• Objective
Entries follow. Set all of them down as they stand.

• Material
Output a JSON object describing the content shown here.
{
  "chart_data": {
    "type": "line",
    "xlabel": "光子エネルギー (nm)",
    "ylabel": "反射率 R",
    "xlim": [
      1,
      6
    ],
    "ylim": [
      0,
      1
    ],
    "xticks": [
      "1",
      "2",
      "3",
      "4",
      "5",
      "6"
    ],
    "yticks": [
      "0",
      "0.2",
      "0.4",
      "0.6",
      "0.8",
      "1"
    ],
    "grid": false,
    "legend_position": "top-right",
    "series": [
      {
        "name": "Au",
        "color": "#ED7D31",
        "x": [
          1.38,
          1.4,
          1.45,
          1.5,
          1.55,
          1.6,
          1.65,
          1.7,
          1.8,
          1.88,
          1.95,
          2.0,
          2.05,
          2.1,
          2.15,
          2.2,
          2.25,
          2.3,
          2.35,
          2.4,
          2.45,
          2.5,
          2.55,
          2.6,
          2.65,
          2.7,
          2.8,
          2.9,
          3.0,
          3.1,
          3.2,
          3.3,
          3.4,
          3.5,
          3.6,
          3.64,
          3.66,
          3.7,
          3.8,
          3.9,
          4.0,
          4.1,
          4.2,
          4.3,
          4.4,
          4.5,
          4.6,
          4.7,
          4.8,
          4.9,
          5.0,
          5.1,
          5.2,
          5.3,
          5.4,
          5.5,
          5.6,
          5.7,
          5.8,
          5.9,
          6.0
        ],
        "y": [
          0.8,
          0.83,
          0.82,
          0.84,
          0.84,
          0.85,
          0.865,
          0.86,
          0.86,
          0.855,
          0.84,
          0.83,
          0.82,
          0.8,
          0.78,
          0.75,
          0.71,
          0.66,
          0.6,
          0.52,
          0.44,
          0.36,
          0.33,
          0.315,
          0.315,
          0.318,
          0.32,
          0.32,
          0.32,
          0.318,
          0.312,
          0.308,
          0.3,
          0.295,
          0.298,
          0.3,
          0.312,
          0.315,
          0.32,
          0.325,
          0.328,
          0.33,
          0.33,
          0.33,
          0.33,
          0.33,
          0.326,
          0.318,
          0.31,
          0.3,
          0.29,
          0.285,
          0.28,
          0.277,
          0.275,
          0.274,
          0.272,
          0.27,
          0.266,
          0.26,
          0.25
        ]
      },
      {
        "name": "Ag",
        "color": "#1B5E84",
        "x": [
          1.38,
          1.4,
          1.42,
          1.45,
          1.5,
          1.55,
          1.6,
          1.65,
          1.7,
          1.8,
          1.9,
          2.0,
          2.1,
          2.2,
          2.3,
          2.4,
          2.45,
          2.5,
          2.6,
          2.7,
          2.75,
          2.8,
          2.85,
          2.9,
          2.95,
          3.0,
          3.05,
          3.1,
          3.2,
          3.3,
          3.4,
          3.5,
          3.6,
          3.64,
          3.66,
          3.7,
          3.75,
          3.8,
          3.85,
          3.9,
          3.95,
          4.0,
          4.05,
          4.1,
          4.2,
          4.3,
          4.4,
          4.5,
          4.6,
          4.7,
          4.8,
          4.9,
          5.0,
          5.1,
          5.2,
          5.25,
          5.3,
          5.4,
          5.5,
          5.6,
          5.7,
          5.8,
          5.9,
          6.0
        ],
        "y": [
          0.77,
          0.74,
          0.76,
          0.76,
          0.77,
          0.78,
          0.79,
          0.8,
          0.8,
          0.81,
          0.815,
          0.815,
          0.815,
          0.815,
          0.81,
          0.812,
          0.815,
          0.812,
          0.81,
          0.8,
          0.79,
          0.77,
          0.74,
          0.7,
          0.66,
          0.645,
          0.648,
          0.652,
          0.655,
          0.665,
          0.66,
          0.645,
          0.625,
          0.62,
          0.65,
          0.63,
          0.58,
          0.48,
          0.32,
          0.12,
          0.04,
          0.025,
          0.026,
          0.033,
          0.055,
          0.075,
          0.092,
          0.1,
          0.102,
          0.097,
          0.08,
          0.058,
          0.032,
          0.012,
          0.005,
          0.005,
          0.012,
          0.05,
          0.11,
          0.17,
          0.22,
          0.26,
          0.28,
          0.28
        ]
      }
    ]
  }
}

• Written reply
Output a JSON object describing the content shown here.
{
  "chart_data": {
    "type": "line",
    "xlabel": "光子エネルギー (nm)",
    "ylabel": "反射率 R",
    "xlim": [
      1,
      6
    ],
    "ylim": [
      0,
      1
    ],
    "xticks": [
      "1",
      "2",
      "3",
      "4",
      "5",
      "6"
    ],
    "yticks": [
      "0",
      "0.2",
      "0.4",
      "0.6",
      "0.8",
      "1"
    ],
    "grid": false,
    "legend_position": "top-right",
    "series": [
      {
        "name": "Au",
        "color": "#ED7D31",
        "x": [
          1.38,
          1.4,
          1.45,
          1.5,
          1.55,
          1.6,
          1.65,
          1.7,
          1.8,
          1.88,
          1.95,
          2.0,
          2.05,
          2.1,
          2.15,
          2.2,
          2.25,
          2.3,
          2.35,
          2.4,
          2.45,
          2.5,
          2.55,
          2.6,
          2.65,
          2.7,
          2.8,
          2.9,
          3.0,
          3.1,
          3.2,
          3.3,
          3.4,
          3.5,
          3.6,
          3.64,
          3.66,
          3.7,
          3.8,
          3.9,
          4.0,
          4.1,
          4.2,
          4.3,
          4.4,
          4.5,
          4.6,
          4.7,
          4.8,
          4.9,
          5.0,
          5.1,
          5.2,
          5.3,
          5.4,
          5.5,
          5.6,
          5.7,
          5.8,
          5.9,
          6.0
        ],
        "y": [
          0.8,
          0.83,
          0.82,
          0.84,
          0.84,
          0.85,
          0.865,
          0.86,
          0.86,
          0.855,
          0.84,
          0.83,
          0.82,
          0.8,
          0.78,
          0.75,
          0.71,
          0.66,
          0.6,
          0.52,
          0.44,
          0.36,
          0.33,
          0.315,
          0.315,
          0.318,
          0.32,
          0.32,
          0.32,
          0.318,
          0.312,
          0.308,
          0.3,
          0.295,
          0.298,
          0.3,
          0.312,
          0.315,
          0.32,
          0.325,
          0.328,
          0.33,
          0.33,
          0.33,
          0.33,
          0.33,
          0.326,
          0.318,
          0.31,
          0.3,
          0.29,
          0.285,
          0.28,
          0.277,
          0.275,
          0.274,
          0.272,
          0.27,
          0.266,
          0.26,
          0.25
        ]
      },
      {
        "name": "Ag",
        "color": "#1B5E84",
        "x": [
          1.38,
          1.4,
          1.42,
          1.45,
          1.5,
          1.55,
          1.6,
          1.65,
          1.7,
          1.8,
          1.9,
          2.0,
          2.1,
          2.2,
          2.3,
          2.4,
          2.45,
          2.5,
          2.6,
          2.7,
          2.75,
          2.8,
          2.85,
          2.9,
          2.95,
          3.0,
          3.05,
          3.1,
          3.2,
          3.3,
          3.4,
          3.5,
          3.6,
          3.64,
          3.66,
          3.7,
          3.75,
          3.8,
          3.85,
          3.9,
          3.95,
          4.0,
          4.05,
          4.1,
          4.2,
          4.3,
          4.4,
          4.5,
          4.6,
          4.7,
          4.8,
          4.9,
          5.0,
          5.1,
          5.2,
          5.25,
          5.3,
          5.4,
          5.5,
          5.6,
          5.7,
          5.8,
          5.9,
          6.0
        ],
        "y": [
          0.77,
          0.74,
          0.76,
          0.76,
          0.77,
          0.78,
          0.79,
          0.8,
          0.8,
          0.81,
          0.815,
          0.815,
          0.815,
          0.815,
          0.81,
          0.812,
          0.815,
          0.812,
          0.81,
          0.8,
          0.79,
          0.77,
          0.74,
          0.7,
          0.66,
          0.645,
          0.648,
          0.652,
          0.655,
          0.665,
          0.66,
          0.645,
          0.625,
          0.62,
          0.65,
          0.63,
          0.58,
          0.48,
          0.32,
          0.12,
          0.04,
          0.025,
          0.026,
          0.033,
          0.055,
          0.075,
          0.092,
          0.1,
          0.102,
          0.097,
          0.08,
          0.058,
          0.032,
          0.012,
          0.005,
          0.005,
          0.012,
          0.05,
          0.11,
          0.17,
          0.22,
          0.26,
          0.28,
          0.28
        ]
      }
    ]
  }
}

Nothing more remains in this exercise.